### Data records
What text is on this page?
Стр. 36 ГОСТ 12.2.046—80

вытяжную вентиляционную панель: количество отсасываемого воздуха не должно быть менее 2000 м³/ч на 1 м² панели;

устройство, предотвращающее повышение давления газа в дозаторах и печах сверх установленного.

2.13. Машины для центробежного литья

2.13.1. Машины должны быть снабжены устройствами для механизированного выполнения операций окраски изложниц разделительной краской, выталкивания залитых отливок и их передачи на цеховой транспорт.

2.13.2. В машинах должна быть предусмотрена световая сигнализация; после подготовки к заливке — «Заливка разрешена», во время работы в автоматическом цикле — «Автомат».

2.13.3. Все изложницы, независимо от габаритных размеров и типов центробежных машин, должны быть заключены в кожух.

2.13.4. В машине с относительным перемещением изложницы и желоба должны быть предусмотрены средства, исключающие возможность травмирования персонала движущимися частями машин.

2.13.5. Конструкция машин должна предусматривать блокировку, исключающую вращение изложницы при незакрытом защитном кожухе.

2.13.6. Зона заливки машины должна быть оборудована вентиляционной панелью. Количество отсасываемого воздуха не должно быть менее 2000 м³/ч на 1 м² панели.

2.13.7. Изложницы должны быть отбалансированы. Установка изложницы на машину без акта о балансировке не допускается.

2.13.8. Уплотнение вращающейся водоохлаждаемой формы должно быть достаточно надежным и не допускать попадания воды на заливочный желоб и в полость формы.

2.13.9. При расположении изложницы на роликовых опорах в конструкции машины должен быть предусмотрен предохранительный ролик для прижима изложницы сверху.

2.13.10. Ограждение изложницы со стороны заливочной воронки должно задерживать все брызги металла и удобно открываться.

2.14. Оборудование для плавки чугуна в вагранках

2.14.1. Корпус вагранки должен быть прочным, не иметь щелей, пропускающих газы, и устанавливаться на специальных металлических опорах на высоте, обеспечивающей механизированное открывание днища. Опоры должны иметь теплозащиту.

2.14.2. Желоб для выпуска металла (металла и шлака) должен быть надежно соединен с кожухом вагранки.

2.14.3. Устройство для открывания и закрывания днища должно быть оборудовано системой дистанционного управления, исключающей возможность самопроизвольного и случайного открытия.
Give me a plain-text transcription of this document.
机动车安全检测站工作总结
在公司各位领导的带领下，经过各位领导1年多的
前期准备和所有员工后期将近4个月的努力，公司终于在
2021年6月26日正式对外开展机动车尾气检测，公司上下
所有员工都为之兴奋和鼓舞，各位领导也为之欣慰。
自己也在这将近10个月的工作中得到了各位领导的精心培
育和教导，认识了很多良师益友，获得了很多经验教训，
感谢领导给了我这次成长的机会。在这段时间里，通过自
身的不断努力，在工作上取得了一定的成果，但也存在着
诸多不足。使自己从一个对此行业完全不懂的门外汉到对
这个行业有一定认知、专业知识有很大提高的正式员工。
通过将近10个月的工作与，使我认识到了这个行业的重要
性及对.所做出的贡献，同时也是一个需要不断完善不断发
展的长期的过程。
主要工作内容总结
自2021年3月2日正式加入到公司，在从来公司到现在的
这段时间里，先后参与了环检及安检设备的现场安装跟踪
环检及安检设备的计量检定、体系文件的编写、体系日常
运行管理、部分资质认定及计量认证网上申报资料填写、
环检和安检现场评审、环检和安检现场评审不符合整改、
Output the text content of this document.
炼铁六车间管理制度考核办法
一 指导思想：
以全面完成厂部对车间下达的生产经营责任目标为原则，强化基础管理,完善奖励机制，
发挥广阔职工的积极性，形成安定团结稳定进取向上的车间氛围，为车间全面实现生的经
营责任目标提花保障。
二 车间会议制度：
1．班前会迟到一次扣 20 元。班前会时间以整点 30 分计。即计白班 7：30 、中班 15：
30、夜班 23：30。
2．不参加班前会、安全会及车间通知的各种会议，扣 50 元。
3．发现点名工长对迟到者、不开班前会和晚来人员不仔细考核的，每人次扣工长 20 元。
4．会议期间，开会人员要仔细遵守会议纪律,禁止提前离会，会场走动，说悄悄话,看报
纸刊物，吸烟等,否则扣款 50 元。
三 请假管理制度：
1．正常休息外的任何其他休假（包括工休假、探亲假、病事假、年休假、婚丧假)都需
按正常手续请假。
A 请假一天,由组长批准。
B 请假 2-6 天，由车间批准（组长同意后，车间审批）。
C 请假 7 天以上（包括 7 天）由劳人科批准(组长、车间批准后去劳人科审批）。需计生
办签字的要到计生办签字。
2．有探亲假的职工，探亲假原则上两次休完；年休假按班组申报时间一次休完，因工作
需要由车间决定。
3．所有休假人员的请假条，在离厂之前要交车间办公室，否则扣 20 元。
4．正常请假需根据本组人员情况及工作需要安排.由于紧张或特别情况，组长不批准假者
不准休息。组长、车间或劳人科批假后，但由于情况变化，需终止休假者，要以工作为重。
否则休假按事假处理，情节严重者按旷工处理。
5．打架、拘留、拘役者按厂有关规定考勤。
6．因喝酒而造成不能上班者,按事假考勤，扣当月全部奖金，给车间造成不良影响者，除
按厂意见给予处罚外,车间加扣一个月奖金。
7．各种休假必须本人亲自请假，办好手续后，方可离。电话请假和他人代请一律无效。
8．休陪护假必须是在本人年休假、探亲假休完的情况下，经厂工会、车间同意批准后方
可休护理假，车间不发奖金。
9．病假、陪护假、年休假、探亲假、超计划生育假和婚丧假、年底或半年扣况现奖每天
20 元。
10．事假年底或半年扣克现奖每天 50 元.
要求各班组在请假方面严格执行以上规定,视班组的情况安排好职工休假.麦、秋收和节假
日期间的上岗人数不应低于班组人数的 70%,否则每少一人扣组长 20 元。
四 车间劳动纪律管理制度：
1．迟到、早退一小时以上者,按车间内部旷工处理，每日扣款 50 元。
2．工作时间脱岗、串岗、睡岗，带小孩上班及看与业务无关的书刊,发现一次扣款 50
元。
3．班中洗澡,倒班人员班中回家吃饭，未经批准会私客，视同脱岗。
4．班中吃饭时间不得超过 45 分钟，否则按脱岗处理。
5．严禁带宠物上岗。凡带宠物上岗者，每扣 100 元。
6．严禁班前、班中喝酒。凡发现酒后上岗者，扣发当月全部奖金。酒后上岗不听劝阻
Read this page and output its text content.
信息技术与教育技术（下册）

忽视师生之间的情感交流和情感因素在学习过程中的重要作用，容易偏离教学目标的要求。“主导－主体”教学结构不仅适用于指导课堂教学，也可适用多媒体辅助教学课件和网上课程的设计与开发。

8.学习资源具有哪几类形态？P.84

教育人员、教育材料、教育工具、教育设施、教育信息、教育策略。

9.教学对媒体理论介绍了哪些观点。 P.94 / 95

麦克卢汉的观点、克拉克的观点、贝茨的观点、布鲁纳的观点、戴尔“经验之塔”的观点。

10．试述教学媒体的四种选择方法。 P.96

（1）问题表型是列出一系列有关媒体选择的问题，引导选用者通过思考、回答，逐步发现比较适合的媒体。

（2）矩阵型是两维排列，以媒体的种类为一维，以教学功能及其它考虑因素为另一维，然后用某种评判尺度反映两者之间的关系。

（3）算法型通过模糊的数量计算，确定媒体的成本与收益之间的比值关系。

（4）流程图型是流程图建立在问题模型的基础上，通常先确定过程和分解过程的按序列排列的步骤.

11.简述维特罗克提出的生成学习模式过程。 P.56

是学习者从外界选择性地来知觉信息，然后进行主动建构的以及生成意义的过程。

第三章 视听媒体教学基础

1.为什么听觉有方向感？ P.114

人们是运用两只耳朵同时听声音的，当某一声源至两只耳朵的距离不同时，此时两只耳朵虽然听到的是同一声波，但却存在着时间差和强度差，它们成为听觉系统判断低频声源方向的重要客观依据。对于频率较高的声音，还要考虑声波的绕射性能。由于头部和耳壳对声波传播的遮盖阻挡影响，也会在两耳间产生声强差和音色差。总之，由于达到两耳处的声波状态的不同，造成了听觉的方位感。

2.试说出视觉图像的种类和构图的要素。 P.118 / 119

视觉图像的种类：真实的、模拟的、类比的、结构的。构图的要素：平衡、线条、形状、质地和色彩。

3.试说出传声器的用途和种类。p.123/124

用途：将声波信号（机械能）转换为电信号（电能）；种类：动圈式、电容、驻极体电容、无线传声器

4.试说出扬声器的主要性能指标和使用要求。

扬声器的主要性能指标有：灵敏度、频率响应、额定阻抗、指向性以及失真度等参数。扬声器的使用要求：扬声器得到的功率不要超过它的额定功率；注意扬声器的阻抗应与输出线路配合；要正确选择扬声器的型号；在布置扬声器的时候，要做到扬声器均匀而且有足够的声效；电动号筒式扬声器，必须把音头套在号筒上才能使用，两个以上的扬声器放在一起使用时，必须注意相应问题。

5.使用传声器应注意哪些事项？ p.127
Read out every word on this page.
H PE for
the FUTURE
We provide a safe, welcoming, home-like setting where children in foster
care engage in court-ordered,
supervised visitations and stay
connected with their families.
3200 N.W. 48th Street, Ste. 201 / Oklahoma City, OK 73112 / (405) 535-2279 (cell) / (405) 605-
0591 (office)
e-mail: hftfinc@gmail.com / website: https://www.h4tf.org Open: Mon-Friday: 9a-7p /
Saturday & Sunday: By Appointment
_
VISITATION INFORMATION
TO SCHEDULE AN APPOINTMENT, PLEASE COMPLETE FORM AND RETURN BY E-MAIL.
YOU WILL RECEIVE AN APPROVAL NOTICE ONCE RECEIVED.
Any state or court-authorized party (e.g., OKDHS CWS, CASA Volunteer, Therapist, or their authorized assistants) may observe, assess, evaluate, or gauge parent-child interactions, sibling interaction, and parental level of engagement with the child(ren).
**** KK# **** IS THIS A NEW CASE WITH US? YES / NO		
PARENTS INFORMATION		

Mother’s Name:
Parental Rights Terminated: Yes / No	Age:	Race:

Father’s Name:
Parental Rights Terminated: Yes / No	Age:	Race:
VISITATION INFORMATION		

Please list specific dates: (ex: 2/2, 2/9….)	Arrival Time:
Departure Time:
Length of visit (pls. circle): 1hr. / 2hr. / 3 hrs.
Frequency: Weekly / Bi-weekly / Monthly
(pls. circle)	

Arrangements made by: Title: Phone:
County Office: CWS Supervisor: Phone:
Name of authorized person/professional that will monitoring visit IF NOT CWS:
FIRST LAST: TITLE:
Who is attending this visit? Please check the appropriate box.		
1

### Task
Copy out each line of the records where the string "днища" appears.

### Exercise output
2.14.1. Корпус вагранки должен быть прочным, не иметь щелей, пропускающих газы, и устанавливаться на специальных металлических опорах на высоте, обеспечивающей механизированное открывание днища. Опоры должны иметь теплозащиту.
2.14.3. Устройство для открывания и закрывания днища должно быть оборудовано системой дистанционного управления, исключающей возможность самопроизвольного и случайного открытия.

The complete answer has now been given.